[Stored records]
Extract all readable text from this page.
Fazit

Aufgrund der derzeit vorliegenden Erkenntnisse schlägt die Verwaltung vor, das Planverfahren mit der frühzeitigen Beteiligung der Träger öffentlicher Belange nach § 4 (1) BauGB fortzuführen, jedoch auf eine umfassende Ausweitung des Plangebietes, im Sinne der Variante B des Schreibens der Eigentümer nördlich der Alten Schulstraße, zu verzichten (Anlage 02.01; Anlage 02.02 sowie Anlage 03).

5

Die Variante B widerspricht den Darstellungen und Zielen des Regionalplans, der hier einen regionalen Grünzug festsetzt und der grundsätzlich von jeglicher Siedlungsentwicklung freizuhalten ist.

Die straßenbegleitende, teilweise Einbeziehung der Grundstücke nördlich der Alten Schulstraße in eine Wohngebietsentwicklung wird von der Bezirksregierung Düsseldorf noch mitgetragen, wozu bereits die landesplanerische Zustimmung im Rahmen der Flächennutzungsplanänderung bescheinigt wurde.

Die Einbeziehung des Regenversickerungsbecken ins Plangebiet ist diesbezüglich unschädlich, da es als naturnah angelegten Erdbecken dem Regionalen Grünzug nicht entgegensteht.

=== EXERCISE DESCRIPTION ===
All the entries above need to be reproduced exactly.

=== EXERCISE SOLUTION ===
Extract all readable text from this page.
Fazit

Aufgrund der derzeit vorliegenden Erkenntnisse schlägt die Verwaltung vor, das Planverfahren mit der frühzeitigen Beteiligung der Träger öffentlicher Belange nach § 4 (1) BauGB fortzuführen, jedoch auf eine umfassende Ausweitung des Plangebietes, im Sinne der Variante B des Schreibens der Eigentümer nördlich der Alten Schulstraße, zu verzichten (Anlage 02.01; Anlage 02.02 sowie Anlage 03).

5

Die Variante B widerspricht den Darstellungen und Zielen des Regionalplans, der hier einen regionalen Grünzug festsetzt und der grundsätzlich von jeglicher Siedlungsentwicklung freizuhalten ist.

Die straßenbegleitende, teilweise Einbeziehung der Grundstücke nördlich der Alten Schulstraße in eine Wohngebietsentwicklung wird von der Bezirksregierung Düsseldorf noch mitgetragen, wozu bereits die landesplanerische Zustimmung im Rahmen der Flächennutzungsplanänderung bescheinigt wurde.

Die Einbeziehung des Regenversickerungsbecken ins Plangebiet ist diesbezüglich unschädlich, da es als naturnah angelegten Erdbecken dem Regionalen Grünzug nicht entgegensteht.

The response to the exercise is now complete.